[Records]
○ ○ ○ ○ ○
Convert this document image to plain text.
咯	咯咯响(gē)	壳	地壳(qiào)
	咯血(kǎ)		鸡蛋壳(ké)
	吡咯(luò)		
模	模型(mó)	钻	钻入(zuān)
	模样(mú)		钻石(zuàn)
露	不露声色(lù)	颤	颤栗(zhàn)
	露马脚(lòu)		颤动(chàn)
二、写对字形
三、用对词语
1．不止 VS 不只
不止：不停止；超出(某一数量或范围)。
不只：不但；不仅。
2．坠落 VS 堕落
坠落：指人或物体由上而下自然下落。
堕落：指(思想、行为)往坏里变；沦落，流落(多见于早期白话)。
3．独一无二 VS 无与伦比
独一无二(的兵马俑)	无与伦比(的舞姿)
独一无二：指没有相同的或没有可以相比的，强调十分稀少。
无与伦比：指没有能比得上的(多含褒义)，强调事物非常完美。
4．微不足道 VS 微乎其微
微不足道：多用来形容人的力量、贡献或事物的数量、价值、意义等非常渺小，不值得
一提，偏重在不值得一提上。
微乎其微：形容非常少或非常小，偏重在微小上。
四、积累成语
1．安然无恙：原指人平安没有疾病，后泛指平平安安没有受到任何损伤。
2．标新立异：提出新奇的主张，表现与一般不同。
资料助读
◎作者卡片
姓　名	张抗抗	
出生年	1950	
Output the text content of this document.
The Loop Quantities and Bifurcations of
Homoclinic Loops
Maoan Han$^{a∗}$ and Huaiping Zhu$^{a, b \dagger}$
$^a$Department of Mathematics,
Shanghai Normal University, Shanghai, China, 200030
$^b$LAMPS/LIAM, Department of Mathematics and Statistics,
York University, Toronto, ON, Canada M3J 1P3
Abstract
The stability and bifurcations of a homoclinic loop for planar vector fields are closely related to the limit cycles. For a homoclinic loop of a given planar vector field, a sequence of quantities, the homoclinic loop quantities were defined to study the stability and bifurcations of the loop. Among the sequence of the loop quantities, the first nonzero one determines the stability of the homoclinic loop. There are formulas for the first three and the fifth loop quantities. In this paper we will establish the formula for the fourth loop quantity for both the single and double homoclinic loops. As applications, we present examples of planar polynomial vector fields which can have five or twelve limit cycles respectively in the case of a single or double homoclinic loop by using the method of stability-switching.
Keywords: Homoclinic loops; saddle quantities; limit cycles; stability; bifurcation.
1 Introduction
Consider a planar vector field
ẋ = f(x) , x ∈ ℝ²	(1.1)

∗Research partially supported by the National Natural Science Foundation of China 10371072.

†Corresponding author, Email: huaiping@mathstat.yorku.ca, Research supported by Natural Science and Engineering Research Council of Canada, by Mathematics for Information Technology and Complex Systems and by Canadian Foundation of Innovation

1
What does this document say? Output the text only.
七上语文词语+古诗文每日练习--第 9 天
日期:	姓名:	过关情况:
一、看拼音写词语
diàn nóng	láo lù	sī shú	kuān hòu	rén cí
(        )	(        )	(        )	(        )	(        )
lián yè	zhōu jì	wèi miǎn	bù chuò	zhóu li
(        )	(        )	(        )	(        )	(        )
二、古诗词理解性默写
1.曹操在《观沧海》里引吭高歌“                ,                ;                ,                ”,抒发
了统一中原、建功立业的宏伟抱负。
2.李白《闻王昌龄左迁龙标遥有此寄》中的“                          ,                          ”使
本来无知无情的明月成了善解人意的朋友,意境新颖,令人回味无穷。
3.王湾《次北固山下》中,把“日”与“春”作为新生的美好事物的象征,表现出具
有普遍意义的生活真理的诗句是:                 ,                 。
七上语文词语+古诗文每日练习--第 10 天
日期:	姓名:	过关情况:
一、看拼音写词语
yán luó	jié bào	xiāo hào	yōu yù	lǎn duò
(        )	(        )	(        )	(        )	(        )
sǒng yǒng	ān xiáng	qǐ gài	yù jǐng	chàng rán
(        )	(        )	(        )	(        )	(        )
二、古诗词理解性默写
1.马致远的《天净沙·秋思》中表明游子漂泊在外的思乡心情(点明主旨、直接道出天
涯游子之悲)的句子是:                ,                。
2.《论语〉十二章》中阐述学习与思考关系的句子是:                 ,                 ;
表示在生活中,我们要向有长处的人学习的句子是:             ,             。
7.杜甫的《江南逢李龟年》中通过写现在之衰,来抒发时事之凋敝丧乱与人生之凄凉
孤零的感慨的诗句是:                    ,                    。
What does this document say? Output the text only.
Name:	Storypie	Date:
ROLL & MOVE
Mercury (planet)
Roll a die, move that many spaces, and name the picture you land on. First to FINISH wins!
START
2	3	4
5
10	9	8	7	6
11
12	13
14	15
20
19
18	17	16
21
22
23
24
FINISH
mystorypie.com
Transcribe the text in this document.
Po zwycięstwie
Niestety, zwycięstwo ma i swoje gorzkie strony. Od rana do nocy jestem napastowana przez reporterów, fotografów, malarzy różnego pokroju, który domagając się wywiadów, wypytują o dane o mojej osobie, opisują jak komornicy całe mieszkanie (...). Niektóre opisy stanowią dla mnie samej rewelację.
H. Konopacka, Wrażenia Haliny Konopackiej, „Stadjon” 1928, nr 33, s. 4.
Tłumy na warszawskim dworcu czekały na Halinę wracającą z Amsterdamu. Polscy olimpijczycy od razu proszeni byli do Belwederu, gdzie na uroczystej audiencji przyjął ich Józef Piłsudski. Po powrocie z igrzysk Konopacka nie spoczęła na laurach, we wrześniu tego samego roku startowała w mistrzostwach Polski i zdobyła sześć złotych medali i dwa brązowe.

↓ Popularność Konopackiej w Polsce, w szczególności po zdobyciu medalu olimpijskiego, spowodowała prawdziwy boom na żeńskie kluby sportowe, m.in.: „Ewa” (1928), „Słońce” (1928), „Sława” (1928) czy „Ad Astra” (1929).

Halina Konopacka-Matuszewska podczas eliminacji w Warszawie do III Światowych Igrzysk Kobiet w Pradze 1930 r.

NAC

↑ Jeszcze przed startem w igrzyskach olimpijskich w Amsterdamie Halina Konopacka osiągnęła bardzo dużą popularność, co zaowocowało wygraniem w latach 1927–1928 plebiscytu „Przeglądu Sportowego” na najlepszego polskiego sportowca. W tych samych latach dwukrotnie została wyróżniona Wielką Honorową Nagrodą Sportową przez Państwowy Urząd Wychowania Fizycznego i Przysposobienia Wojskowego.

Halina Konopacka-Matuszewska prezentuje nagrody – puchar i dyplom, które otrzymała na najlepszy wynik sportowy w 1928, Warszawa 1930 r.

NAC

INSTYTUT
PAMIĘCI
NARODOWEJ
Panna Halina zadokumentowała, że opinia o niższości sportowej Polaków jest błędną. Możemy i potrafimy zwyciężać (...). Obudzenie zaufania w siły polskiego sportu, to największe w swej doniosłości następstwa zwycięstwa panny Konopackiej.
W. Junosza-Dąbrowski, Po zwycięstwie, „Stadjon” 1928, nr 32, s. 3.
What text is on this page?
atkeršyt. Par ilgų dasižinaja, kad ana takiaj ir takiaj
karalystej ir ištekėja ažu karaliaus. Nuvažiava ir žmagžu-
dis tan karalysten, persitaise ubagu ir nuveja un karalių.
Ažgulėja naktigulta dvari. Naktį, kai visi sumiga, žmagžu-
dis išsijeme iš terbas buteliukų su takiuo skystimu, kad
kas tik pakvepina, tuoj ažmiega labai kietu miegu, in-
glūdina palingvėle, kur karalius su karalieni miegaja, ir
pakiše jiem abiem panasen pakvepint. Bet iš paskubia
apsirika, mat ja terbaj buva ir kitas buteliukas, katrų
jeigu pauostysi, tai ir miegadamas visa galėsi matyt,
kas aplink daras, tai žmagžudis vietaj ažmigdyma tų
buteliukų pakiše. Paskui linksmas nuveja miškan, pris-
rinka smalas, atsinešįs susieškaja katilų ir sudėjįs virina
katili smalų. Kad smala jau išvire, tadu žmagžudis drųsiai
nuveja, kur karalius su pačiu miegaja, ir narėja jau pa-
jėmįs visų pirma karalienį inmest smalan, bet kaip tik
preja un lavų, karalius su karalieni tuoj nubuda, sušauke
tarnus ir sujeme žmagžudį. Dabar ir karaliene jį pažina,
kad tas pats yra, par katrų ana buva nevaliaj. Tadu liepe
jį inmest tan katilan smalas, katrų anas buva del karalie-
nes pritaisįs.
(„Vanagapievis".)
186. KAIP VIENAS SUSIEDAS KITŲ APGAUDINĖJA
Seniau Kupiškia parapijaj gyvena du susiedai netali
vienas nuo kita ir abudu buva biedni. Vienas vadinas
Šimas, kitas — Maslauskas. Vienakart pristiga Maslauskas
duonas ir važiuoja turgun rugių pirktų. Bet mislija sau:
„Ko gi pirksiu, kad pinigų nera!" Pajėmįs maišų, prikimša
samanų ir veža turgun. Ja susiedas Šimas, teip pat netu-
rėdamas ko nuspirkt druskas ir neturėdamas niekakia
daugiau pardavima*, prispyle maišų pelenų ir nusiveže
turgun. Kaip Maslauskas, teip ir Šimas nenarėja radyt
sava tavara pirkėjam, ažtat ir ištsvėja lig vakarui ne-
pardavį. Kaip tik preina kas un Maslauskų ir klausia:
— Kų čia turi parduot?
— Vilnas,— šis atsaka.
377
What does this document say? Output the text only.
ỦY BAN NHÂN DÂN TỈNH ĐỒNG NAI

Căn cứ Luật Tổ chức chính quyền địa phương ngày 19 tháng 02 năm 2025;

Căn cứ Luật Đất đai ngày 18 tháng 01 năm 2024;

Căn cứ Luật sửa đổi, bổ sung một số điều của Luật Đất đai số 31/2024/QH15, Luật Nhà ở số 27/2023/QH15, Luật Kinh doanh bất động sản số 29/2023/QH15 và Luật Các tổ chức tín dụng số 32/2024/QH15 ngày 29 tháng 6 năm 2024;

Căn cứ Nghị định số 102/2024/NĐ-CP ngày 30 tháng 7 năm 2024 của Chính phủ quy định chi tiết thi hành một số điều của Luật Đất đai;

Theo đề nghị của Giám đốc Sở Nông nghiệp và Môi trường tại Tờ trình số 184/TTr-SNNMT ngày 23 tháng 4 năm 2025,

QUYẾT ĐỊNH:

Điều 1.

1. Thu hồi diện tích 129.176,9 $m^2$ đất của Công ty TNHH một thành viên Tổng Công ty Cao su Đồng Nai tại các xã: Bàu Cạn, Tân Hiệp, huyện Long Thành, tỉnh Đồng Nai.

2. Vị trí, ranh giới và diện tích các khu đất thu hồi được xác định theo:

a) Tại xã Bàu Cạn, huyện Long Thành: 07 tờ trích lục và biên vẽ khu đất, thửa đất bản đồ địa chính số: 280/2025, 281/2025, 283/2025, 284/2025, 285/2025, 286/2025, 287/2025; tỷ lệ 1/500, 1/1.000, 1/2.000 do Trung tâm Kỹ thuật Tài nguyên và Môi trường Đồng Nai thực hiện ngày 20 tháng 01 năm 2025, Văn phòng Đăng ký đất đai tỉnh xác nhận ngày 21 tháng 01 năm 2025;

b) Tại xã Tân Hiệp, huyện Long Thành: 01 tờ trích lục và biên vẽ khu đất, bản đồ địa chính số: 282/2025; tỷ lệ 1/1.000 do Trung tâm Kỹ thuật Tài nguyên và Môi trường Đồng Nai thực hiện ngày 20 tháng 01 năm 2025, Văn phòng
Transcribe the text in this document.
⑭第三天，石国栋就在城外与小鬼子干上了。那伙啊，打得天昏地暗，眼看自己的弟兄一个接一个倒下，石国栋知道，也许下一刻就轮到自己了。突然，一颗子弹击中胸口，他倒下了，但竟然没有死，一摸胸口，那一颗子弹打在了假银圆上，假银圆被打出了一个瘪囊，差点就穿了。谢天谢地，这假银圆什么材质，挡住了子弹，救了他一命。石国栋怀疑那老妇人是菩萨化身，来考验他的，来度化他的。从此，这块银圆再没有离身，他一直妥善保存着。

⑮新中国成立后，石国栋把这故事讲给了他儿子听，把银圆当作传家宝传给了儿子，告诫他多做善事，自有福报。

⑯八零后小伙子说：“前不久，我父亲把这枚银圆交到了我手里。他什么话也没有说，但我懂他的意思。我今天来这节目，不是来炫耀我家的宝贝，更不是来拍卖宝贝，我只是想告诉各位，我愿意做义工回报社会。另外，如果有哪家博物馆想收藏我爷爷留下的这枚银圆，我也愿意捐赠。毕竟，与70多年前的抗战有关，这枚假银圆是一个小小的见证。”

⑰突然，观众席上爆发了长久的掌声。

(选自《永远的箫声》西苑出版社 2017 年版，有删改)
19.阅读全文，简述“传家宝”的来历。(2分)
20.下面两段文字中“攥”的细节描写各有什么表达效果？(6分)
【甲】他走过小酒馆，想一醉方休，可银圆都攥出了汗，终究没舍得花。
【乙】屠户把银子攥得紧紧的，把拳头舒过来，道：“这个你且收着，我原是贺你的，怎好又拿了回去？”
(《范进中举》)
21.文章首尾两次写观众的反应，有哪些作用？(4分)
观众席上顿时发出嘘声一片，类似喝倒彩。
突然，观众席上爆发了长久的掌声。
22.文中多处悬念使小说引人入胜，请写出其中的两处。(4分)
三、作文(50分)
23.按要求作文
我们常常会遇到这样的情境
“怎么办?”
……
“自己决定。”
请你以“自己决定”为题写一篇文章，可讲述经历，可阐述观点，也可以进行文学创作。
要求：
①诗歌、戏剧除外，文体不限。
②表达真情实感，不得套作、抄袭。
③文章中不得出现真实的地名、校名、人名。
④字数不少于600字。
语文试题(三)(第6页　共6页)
○ ○ ○ ○ ○
What to work on =>
Filter the records above for lines containing the word "turgun", and copy those lines.

Output of the exercise =>
duonas ir važiuoja turgun rugių pirktų. Bet mislija sau:
samanų ir veža turgun. Ja susiedas Šimas, teip pat netu-
turgun. Kaip Maslauskas, teip ir Šimas nenarėja radyt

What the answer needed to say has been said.